§ Task description
Wherever the word "site" turns up in a line of the entries, copy that line.
**********
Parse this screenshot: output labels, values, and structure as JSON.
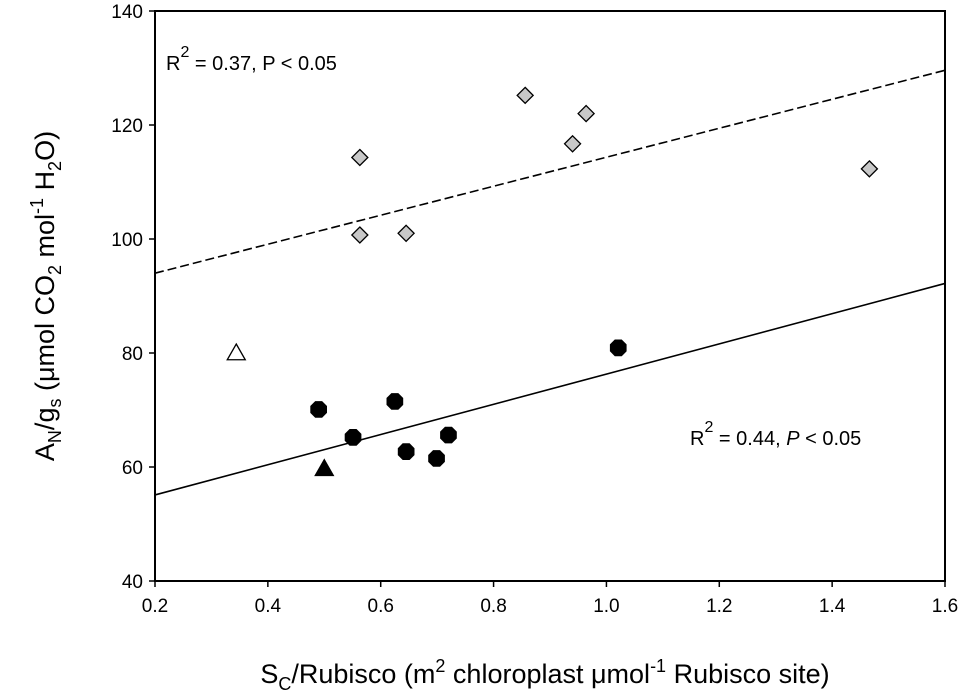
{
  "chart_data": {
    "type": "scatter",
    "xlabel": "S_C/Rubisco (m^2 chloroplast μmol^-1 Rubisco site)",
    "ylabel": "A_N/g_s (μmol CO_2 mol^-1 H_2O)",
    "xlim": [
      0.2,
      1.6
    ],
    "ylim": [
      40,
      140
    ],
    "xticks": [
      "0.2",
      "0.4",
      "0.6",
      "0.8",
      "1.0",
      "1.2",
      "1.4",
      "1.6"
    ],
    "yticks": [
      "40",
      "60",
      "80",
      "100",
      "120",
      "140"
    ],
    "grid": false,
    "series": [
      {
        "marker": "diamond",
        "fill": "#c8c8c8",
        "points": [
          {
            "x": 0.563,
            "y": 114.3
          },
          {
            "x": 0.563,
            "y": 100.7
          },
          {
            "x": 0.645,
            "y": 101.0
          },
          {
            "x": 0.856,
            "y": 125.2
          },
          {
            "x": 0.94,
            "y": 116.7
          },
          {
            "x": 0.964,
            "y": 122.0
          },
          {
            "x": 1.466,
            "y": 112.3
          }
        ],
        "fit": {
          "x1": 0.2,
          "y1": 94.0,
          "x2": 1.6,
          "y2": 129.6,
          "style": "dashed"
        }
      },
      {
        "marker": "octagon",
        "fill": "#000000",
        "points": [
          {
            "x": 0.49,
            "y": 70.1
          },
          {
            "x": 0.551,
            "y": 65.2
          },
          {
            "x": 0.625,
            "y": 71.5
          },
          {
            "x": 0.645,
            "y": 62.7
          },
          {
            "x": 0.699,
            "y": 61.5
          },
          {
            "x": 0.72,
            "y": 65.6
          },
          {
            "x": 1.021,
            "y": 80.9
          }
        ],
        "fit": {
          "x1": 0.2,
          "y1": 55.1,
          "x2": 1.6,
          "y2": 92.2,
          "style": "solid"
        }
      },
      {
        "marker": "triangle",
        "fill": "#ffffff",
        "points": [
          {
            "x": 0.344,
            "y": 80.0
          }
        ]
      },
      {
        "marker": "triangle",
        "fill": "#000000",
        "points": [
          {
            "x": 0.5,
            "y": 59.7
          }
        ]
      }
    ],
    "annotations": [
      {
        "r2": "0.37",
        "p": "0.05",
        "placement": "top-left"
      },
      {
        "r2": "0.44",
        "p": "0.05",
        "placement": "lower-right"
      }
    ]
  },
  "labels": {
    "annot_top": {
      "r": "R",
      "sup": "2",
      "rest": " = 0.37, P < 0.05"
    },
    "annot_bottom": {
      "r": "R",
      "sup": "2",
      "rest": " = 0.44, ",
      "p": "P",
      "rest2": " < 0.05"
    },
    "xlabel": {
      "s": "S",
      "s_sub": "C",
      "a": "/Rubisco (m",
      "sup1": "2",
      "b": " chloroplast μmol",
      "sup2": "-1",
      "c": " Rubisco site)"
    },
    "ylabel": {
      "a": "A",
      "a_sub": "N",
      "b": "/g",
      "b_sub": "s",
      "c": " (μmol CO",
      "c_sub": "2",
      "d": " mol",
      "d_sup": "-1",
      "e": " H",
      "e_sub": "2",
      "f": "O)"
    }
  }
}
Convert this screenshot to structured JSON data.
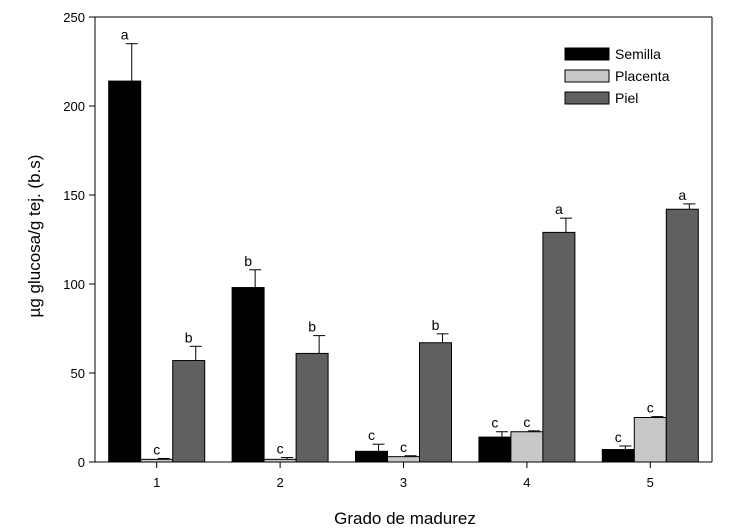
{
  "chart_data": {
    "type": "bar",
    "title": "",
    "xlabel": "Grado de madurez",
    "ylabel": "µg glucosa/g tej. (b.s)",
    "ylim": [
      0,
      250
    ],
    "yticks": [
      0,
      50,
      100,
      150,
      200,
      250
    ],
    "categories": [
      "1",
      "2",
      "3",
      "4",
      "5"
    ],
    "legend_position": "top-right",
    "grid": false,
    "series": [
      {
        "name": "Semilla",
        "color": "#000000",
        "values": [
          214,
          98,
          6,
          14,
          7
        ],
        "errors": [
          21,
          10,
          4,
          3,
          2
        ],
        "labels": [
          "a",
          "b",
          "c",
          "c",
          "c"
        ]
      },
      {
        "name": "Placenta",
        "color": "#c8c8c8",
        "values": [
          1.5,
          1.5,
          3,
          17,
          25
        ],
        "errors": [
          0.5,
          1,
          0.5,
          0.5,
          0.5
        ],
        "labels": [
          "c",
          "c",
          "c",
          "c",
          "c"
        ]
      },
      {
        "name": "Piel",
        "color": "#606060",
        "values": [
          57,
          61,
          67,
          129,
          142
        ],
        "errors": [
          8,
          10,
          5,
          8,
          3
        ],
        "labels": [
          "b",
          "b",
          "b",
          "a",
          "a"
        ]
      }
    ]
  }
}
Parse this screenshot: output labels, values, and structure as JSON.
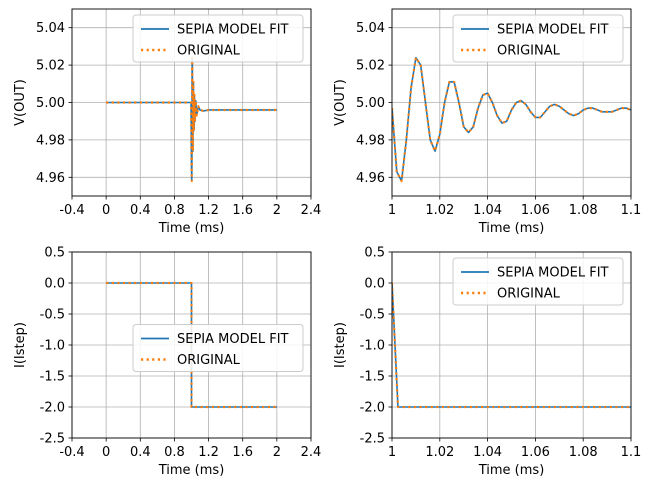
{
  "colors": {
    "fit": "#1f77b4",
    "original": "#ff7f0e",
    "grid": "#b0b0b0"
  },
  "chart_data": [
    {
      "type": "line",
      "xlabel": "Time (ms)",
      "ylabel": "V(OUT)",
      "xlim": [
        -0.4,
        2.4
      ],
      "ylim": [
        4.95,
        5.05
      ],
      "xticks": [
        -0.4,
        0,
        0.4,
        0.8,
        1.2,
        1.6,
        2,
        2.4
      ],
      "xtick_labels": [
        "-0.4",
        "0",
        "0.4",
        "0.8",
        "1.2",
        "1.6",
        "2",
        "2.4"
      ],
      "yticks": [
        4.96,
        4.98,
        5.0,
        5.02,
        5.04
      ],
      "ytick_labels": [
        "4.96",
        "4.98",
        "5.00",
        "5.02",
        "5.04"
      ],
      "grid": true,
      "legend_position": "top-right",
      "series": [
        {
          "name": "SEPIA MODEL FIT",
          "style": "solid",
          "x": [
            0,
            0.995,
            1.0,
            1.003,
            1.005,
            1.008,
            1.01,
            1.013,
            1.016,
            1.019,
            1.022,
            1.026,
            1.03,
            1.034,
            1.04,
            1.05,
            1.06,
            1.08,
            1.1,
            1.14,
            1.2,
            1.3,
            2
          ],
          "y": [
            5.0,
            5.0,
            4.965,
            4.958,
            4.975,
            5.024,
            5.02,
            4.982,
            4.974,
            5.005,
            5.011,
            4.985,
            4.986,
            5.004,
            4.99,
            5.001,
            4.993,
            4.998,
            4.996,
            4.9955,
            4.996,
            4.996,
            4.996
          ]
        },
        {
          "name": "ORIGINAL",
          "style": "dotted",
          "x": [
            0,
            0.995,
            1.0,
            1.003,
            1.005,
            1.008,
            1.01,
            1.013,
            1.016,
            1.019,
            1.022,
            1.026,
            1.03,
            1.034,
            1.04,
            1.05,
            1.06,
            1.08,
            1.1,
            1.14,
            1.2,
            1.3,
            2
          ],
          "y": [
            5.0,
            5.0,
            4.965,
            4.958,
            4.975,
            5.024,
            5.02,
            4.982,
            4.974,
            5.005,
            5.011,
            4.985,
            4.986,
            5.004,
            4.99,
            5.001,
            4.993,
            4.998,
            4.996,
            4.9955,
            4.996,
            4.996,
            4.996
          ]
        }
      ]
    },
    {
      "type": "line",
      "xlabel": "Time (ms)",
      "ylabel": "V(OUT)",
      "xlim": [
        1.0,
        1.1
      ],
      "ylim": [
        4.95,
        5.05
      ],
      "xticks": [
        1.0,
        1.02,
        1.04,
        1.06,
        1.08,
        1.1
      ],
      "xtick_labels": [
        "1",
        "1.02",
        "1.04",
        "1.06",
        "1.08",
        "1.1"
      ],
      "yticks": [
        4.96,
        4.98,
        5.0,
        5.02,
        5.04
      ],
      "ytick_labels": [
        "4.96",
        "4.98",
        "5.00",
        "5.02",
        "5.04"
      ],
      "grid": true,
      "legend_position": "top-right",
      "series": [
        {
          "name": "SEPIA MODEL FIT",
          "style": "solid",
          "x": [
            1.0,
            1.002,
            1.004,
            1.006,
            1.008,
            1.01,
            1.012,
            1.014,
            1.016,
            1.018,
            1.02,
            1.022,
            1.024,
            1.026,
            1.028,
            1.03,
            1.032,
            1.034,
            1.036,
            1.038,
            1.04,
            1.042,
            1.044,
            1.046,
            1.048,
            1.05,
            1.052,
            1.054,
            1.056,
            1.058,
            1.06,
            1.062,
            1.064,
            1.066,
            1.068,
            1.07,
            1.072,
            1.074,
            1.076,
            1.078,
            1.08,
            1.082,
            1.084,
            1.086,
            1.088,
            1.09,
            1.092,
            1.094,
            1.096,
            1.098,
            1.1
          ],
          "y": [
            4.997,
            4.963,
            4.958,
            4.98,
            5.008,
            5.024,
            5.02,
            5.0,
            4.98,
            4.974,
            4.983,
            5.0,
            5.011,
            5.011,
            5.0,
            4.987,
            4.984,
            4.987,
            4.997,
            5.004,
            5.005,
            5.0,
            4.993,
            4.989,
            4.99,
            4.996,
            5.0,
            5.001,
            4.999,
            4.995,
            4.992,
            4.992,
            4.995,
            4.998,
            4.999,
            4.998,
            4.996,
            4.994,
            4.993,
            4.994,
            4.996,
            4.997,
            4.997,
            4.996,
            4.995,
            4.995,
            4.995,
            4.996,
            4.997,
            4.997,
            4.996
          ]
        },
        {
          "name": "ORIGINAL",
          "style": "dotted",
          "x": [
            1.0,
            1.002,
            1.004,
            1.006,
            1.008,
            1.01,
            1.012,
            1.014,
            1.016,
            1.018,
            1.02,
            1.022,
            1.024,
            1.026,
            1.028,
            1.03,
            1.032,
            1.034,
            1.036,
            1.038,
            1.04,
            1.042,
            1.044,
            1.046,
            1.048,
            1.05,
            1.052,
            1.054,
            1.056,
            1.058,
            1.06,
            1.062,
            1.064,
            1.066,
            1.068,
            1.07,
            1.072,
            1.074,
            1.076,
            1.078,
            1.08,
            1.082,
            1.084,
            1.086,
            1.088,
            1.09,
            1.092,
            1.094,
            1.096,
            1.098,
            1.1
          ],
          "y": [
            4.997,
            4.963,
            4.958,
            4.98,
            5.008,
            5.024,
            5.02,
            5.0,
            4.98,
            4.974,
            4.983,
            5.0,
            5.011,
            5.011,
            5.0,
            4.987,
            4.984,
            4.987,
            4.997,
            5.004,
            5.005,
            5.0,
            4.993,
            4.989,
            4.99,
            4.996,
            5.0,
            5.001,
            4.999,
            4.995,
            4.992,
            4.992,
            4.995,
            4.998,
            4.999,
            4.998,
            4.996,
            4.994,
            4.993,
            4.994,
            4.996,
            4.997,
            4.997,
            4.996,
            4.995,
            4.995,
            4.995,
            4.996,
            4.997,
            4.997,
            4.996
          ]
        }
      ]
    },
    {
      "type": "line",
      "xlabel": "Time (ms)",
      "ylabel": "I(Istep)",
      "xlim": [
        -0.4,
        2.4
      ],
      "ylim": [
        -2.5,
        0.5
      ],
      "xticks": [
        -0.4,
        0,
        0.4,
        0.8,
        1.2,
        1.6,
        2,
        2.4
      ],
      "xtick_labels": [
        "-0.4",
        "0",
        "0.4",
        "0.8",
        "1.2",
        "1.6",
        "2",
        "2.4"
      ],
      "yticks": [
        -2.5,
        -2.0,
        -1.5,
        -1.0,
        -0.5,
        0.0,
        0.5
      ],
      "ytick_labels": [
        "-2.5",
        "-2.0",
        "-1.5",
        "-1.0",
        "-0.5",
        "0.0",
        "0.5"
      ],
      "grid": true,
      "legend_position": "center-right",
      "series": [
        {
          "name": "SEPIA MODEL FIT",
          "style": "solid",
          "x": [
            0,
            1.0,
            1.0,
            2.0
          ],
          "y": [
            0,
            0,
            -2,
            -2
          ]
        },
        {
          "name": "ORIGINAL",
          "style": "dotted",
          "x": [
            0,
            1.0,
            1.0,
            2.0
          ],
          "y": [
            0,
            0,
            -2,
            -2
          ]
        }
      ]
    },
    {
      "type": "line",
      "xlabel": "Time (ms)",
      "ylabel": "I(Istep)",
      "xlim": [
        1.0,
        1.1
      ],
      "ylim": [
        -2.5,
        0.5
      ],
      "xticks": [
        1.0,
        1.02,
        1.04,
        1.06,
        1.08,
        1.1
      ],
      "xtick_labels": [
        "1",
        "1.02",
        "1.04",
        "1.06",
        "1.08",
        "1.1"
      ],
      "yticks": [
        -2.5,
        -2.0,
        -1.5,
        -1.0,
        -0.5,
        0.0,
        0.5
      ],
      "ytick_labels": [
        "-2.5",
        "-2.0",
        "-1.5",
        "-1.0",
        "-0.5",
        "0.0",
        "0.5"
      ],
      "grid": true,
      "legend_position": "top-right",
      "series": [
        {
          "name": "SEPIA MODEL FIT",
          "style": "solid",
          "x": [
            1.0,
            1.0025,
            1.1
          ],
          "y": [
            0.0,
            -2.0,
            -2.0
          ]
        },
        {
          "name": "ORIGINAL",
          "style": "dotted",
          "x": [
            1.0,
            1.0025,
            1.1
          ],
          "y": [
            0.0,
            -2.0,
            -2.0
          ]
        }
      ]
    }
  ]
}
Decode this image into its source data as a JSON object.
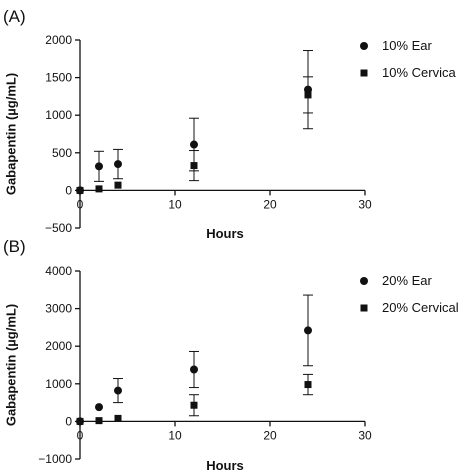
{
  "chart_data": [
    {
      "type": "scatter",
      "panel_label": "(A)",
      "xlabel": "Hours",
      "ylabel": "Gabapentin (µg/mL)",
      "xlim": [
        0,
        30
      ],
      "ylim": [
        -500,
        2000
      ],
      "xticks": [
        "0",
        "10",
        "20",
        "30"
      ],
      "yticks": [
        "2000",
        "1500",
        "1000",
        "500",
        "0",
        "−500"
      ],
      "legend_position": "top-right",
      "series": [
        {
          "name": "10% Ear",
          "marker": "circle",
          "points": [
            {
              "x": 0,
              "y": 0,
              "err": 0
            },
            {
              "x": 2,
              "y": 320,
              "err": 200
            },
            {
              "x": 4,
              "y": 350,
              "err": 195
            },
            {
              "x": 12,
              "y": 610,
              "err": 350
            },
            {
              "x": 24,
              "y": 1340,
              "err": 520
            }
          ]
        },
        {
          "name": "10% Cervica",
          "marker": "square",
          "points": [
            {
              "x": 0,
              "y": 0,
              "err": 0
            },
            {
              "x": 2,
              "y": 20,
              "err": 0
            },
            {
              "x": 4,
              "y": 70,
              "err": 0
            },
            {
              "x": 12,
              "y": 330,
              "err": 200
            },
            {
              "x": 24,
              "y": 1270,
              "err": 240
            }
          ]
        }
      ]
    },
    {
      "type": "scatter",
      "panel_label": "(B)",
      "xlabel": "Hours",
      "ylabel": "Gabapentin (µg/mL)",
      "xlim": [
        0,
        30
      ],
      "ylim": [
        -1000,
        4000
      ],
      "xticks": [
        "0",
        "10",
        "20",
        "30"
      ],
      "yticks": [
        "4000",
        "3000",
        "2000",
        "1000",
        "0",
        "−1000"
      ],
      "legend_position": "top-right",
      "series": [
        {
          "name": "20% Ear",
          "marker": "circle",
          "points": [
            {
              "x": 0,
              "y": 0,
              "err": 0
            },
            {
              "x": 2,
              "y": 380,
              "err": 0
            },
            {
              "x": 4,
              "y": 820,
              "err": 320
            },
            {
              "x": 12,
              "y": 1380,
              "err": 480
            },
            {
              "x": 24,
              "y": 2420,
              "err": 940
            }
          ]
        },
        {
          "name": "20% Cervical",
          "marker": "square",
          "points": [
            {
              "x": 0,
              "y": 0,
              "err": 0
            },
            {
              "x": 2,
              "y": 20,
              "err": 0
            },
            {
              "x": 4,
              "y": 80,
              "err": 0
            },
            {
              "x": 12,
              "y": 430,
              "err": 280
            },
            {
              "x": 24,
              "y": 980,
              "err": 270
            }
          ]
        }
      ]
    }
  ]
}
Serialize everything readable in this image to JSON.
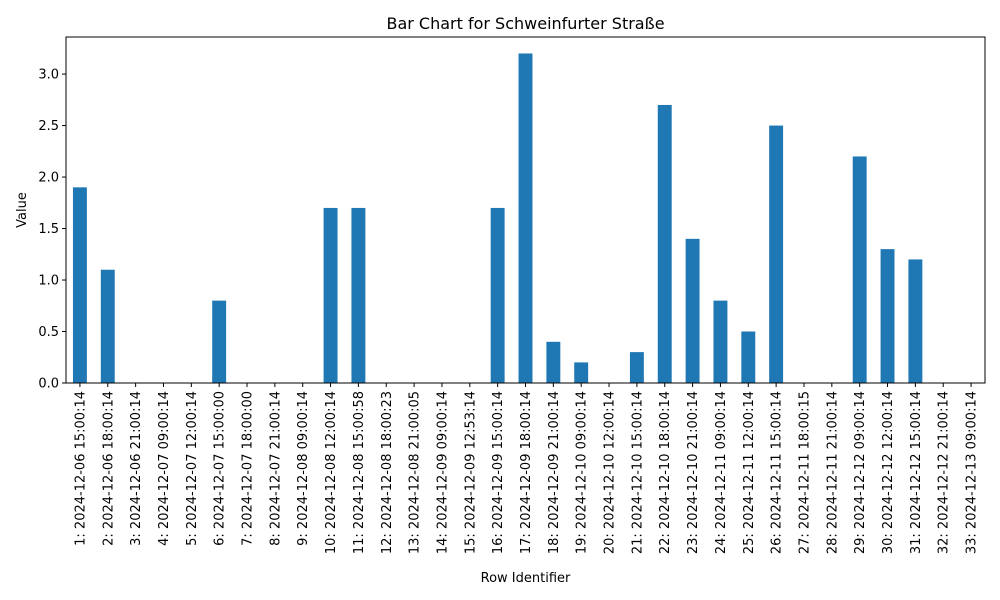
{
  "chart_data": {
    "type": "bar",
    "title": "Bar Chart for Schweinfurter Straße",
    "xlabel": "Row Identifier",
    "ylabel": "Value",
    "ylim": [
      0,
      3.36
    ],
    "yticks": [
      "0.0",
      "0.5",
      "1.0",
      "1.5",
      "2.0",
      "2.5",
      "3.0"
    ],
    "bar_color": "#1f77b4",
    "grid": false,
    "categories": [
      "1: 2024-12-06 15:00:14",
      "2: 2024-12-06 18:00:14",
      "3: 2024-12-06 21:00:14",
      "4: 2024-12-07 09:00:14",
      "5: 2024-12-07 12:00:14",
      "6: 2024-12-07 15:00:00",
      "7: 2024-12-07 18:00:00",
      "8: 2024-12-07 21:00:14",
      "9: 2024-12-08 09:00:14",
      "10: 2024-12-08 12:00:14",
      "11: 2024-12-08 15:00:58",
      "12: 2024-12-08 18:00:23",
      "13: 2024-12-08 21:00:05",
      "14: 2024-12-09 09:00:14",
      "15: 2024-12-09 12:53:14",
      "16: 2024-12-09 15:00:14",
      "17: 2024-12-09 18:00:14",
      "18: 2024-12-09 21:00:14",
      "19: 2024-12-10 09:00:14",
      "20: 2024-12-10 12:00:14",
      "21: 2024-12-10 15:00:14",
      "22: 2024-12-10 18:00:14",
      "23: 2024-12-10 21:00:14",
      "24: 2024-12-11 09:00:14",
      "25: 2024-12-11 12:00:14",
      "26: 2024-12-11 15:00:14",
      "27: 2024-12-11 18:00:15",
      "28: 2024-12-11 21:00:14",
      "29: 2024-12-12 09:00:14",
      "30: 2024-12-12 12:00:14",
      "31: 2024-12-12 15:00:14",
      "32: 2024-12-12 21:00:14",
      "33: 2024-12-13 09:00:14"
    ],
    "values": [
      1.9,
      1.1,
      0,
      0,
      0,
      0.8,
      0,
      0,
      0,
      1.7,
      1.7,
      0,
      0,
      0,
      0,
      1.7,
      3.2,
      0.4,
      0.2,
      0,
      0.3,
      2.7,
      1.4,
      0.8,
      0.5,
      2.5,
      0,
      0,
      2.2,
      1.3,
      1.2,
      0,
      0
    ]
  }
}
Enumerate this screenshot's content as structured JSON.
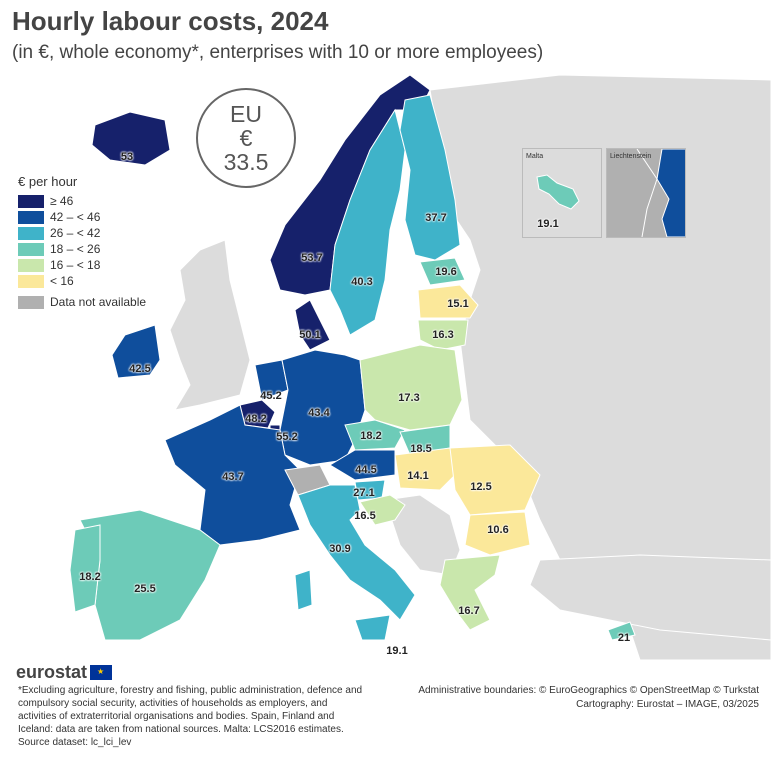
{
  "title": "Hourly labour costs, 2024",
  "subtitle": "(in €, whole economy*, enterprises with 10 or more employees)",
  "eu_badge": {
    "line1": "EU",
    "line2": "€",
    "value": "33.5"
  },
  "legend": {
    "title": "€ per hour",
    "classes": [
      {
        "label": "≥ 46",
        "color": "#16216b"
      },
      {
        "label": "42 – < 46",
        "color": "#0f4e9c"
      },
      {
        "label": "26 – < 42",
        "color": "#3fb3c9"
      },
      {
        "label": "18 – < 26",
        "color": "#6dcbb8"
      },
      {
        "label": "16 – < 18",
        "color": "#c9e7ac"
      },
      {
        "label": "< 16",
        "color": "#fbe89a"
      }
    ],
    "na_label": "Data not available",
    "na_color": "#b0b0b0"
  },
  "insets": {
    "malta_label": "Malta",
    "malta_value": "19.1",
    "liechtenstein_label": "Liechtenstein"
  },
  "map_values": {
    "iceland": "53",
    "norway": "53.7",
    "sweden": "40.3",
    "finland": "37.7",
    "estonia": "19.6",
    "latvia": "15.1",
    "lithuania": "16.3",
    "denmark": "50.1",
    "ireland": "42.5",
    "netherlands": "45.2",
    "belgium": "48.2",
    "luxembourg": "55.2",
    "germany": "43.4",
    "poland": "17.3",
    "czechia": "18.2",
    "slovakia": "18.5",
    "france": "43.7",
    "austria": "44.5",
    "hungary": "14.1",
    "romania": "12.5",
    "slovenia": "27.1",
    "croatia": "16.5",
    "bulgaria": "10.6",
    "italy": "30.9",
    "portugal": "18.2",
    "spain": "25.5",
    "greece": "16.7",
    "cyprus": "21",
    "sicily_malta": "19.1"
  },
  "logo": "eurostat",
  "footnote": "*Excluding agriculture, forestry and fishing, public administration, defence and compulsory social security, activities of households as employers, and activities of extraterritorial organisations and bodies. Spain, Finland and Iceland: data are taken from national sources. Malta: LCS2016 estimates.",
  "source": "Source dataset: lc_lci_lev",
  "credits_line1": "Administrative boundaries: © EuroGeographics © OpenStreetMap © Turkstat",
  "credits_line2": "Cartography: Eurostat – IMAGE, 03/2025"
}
**********
§ Solution for this task
    "xlabel": "S_C/Rubisco (m^2 chloroplast μmol^-1 Rubisco site)",
      "c": " Rubisco site)"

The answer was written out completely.